**List of tasks:**
A. In the conversation about balancing health habits, what time does the speaker suggest ending a night out with friends instead of partying until 3:00 AM?
B. Write the next part of the conversation about balancing health habits, picking up after its last sentence.

**Provided passage:**

Yeah and this is where the whole list is more comes in. You’re saying that, don’t party until 3:00 AM with your friends, stop at 11 or whatever you think is sort of like a middle ground. Where it’s still late enough so that your friends aren’t super disappointed or it’s not past midnight really. You still got to get the social interaction. You just need a little bit less of it so that you can get more out of your health in all the other aspects. And it almost applies to all of these principles. You don’t want to be sleeping for 10 or 11 hours because then you’re also being very inactive and wasting a lot of your time for the day. And with diet, if you diet too strictly and too hard, you’re often going to get sort of a burnout effect and then you rebel and go crazy on your diet.
And just start eating a whole bunch of junk food. With exercise, if you overdo it, you get over-trained and you have a high chance of getting injured when you over-train. You also become completely demotivated. And you almost just want to never exercise again when you become over-trained. So, with all of these aspects, you can do too much. So we just needed to try and get that balance. Like you said, where it’s the right amount. You want to find what the optimal amount is for you and for each person it is different. We were talking about David Goggins, or you can even look at Cameron Hanes or Jocko Willink, these guys, they push themselves really hard every day it seems. They might be able to withstand that kind of thing and you might not do not be able to. So you’ve got to actually figure out what your optimal zone is for each of those factors.

**Excerpts from a layout annotation set:**
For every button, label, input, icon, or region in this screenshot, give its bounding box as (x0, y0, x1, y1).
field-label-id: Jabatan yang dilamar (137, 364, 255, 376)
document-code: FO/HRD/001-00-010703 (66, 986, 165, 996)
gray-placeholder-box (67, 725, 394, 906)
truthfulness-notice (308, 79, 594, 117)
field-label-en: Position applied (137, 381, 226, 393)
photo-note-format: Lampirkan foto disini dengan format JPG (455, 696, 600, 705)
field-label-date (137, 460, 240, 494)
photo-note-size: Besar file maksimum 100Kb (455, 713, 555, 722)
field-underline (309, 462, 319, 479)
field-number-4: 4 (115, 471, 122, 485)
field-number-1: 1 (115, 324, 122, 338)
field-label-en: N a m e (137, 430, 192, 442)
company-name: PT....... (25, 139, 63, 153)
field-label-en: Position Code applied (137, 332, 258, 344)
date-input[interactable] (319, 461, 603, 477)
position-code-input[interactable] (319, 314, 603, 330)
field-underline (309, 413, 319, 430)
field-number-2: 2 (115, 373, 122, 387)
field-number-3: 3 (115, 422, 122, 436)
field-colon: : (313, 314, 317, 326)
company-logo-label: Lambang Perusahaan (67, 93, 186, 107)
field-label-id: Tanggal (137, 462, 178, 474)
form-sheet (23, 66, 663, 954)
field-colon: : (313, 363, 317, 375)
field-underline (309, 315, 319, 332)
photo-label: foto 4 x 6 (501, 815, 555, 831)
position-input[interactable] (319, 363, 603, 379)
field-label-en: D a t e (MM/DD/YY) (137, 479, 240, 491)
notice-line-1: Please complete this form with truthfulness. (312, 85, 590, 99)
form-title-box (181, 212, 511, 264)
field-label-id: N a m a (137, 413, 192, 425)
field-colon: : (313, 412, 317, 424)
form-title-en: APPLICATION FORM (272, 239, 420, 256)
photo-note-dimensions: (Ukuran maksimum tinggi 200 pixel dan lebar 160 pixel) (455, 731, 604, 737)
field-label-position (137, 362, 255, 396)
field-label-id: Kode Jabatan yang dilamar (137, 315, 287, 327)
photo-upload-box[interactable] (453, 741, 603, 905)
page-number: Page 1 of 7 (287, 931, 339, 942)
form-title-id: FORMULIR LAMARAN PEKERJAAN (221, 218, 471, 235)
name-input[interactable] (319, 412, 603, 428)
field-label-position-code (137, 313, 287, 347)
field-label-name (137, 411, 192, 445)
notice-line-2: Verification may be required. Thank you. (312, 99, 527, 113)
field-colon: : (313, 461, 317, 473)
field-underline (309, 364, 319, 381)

**Answer set:**
A. Around 11, or whatever time feels like a middle ground.

B.
Yeah definitely. I know a lot of these people get up early to train. You also don’t want to be the person who parties until three in the morning, gets four hours of sleep and then gets up early because you have to get this workout in because successful people wake up early. And so now you’ve gone to bed late and if you stay up a bit later the night before, it’s not ideal. If you know that you can sleep later the next morning and catch up on sleep and you don’t have to wake up early to go and smash a workout, that’s way better for you. I’ve experienced it personally where being too restrictive with my diet or dieting too much, fasting too much and doing too much, affected my health negatively. I ended up losing my period because I was just going all out too hard and it put too much stress on my body. There were a lot of factors involved. You know, I was fasting a lot. I was trying to be very restrictive with my diet. I was working a lot. I was doing more and more and more and more. And that ended up really forcing me to slow down because of how it affected my health.
The more ended up being less effective.
And then I started doing less and achieving more and I’ve felt better. My hormones started balancing out. I feel better in general and it’s easier to get a lot of things done. Yes, I’m not as productive as I used to be. I’m not ticking off as many tasks every day, but I’m resting more. I am slowing down more and I’ve actually gained a lot from doing less.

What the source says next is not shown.